* What is required
Copy out each line exactly as it appears.

* Records supplied
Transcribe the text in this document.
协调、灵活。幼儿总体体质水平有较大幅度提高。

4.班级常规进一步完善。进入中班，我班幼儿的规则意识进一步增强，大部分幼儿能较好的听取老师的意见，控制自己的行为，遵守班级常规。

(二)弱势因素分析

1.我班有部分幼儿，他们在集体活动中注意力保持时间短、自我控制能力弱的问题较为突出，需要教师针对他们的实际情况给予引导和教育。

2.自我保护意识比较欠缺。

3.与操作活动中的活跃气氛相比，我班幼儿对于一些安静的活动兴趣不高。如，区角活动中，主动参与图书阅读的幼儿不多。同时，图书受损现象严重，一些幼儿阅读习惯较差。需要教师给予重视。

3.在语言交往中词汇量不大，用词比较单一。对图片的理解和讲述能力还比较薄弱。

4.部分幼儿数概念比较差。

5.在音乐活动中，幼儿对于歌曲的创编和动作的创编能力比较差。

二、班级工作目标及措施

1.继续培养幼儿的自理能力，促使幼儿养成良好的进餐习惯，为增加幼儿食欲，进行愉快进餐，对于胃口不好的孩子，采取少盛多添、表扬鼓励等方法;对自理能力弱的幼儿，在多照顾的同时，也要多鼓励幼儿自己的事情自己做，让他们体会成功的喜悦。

* Output for this exercise
Transcribe the text in this document.
协调、灵活。幼儿总体体质水平有较大幅度提高。

4.班级常规进一步完善。进入中班，我班幼儿的规则意识进一步增强，大部分幼儿能较好的听取老师的意见，控制自己的行为，遵守班级常规。

(二)弱势因素分析

1.我班有部分幼儿，他们在集体活动中注意力保持时间短、自我控制能力弱的问题较为突出，需要教师针对他们的实际情况给予引导和教育。

2.自我保护意识比较欠缺。

3.与操作活动中的活跃气氛相比，我班幼儿对于一些安静的活动兴趣不高。如，区角活动中，主动参与图书阅读的幼儿不多。同时，图书受损现象严重，一些幼儿阅读习惯较差。需要教师给予重视。

3.在语言交往中词汇量不大，用词比较单一。对图片的理解和讲述能力还比较薄弱。

4.部分幼儿数概念比较差。

5.在音乐活动中，幼儿对于歌曲的创编和动作的创编能力比较差。

二、班级工作目标及措施

1.继续培养幼儿的自理能力，促使幼儿养成良好的进餐习惯，为增加幼儿食欲，进行愉快进餐，对于胃口不好的孩子，采取少盛多添、表扬鼓励等方法;对自理能力弱的幼儿，在多照顾的同时，也要多鼓励幼儿自己的事情自己做，让他们体会成功的喜悦。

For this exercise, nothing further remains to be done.